■ **Challenge**
Please output the records below in full, exactly as given, but without the images.

Dataset excerpt
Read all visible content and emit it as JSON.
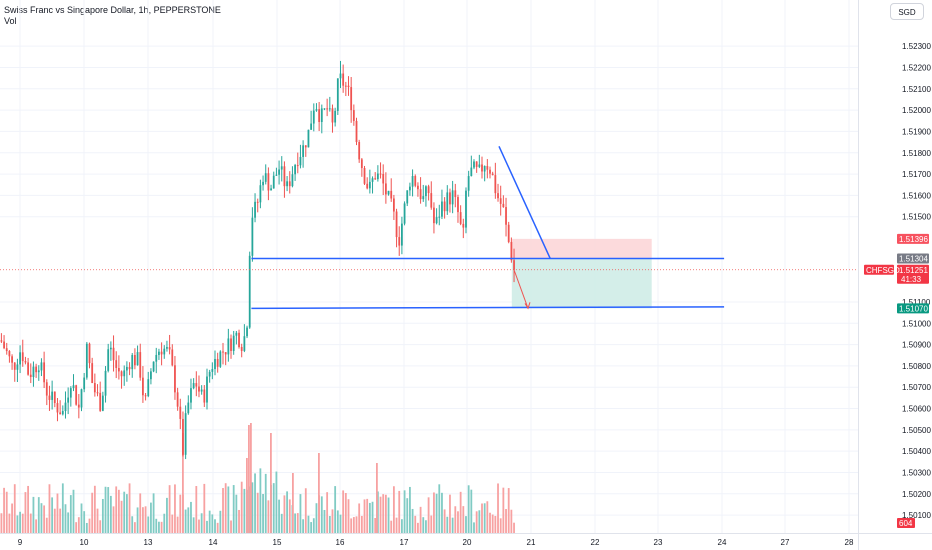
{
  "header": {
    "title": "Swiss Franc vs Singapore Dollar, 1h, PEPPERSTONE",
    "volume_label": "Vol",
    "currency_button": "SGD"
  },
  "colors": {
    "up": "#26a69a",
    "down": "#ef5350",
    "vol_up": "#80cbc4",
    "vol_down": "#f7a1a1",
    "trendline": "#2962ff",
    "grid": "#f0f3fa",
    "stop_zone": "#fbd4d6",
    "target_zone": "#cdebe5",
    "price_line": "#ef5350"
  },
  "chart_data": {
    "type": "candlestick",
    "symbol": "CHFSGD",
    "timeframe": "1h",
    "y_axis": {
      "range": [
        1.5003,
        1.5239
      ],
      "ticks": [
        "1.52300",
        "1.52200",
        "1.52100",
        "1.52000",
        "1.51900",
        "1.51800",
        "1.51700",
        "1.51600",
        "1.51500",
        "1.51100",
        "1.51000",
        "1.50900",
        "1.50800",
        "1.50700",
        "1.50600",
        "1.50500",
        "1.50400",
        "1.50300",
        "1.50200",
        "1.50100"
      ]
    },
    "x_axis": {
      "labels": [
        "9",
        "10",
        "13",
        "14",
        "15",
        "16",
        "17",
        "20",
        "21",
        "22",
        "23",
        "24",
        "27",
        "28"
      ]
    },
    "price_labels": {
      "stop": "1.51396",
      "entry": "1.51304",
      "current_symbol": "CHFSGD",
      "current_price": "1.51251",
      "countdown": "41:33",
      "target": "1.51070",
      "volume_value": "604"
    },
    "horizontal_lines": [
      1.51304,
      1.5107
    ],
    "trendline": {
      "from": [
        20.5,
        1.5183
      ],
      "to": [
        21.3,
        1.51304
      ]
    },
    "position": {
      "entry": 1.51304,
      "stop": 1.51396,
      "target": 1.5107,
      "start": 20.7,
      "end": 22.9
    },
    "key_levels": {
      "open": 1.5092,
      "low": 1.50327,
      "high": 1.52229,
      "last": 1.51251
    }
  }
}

■ **Correct answer**
Read all visible content and emit it as JSON.
{
  "header": {
    "title": "Swiss Franc vs Singapore Dollar, 1h, PEPPERSTONE",
    "volume_label": "Vol",
    "currency_button": "SGD"
  },
  "colors": {
    "up": "#26a69a",
    "down": "#ef5350",
    "vol_up": "#80cbc4",
    "vol_down": "#f7a1a1",
    "trendline": "#2962ff",
    "grid": "#f0f3fa",
    "stop_zone": "#fbd4d6",
    "target_zone": "#cdebe5",
    "price_line": "#ef5350"
  },
  "chart_data": {
    "type": "candlestick",
    "symbol": "CHFSGD",
    "timeframe": "1h",
    "y_axis": {
      "range": [
        1.5003,
        1.5239
      ],
      "ticks": [
        "1.52300",
        "1.52200",
        "1.52100",
        "1.52000",
        "1.51900",
        "1.51800",
        "1.51700",
        "1.51600",
        "1.51500",
        "1.51100",
        "1.51000",
        "1.50900",
        "1.50800",
        "1.50700",
        "1.50600",
        "1.50500",
        "1.50400",
        "1.50300",
        "1.50200",
        "1.50100"
      ]
    },
    "x_axis": {
      "labels": [
        "9",
        "10",
        "13",
        "14",
        "15",
        "16",
        "17",
        "20",
        "21",
        "22",
        "23",
        "24",
        "27",
        "28"
      ]
    },
    "price_labels": {
      "stop": "1.51396",
      "entry": "1.51304",
      "current_symbol": "CHFSGD",
      "current_price": "1.51251",
      "countdown": "41:33",
      "target": "1.51070",
      "volume_value": "604"
    },
    "horizontal_lines": [
      1.51304,
      1.5107
    ],
    "trendline": {
      "from": [
        20.5,
        1.5183
      ],
      "to": [
        21.3,
        1.51304
      ]
    },
    "position": {
      "entry": 1.51304,
      "stop": 1.51396,
      "target": 1.5107,
      "start": 20.7,
      "end": 22.9
    },
    "key_levels": {
      "open": 1.5092,
      "low": 1.50327,
      "high": 1.52229,
      "last": 1.51251
    }
  }
}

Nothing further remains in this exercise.